# Given entries
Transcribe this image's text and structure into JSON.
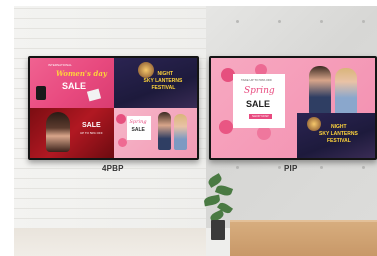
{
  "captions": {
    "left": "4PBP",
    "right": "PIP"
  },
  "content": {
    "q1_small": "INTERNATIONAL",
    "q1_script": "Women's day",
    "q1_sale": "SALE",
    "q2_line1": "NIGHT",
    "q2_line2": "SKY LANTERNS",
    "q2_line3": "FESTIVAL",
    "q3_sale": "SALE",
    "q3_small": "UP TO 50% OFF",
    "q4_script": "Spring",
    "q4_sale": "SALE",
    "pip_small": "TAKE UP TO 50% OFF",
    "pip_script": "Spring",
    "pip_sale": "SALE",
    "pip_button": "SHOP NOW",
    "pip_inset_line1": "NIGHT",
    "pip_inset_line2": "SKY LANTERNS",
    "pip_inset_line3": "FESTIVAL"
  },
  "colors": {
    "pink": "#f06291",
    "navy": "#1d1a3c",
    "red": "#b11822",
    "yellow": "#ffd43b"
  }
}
* * *
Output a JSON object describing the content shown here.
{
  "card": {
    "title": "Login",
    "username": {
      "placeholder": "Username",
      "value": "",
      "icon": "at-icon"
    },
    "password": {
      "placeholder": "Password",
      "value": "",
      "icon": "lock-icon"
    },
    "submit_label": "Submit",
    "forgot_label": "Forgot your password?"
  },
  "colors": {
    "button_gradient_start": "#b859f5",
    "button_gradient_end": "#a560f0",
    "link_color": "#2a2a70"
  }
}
---
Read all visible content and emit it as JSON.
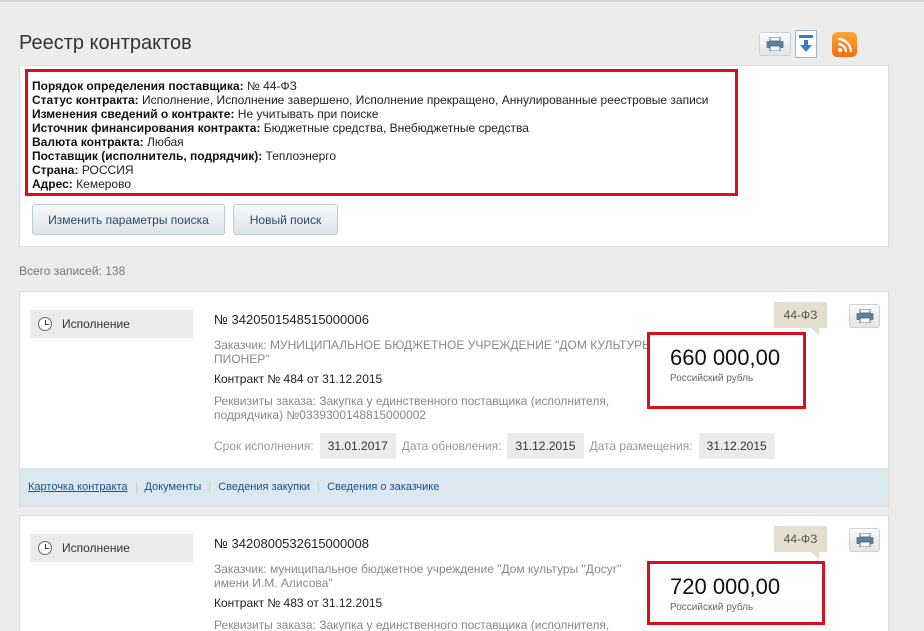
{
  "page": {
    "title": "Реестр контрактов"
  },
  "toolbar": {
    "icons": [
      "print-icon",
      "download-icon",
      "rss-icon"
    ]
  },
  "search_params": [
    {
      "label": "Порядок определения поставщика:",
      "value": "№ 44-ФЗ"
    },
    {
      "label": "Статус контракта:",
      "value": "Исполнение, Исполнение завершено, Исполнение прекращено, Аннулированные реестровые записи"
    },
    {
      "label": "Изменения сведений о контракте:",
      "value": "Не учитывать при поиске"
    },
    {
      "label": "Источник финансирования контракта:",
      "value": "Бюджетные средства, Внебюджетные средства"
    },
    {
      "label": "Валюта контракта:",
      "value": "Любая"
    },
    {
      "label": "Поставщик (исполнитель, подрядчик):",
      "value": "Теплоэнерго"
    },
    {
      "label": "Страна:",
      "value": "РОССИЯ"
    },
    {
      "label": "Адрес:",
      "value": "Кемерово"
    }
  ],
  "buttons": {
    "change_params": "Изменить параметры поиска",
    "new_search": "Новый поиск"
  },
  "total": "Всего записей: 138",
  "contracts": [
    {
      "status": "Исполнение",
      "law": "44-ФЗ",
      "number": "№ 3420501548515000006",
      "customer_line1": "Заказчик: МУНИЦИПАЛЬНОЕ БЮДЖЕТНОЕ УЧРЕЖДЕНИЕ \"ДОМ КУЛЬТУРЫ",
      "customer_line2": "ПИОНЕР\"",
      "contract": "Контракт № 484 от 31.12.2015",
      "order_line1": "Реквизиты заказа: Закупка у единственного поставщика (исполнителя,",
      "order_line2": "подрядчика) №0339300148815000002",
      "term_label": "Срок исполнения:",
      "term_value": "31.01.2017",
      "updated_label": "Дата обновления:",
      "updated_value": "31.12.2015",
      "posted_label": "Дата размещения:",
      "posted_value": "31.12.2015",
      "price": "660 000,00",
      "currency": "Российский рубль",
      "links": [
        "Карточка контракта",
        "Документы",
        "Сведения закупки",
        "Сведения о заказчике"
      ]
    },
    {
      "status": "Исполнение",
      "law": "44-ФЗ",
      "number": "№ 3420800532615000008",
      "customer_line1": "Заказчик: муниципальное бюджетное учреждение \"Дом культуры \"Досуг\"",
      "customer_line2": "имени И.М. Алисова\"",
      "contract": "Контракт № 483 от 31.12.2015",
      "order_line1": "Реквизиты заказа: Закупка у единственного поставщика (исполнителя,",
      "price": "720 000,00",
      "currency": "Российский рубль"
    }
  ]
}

# What you will do
Search the records for the string "number" and return every line in which it occurs.

# The reply
      "number": "№ 3420501548515000006",
      "number": "№ 3420800532615000008",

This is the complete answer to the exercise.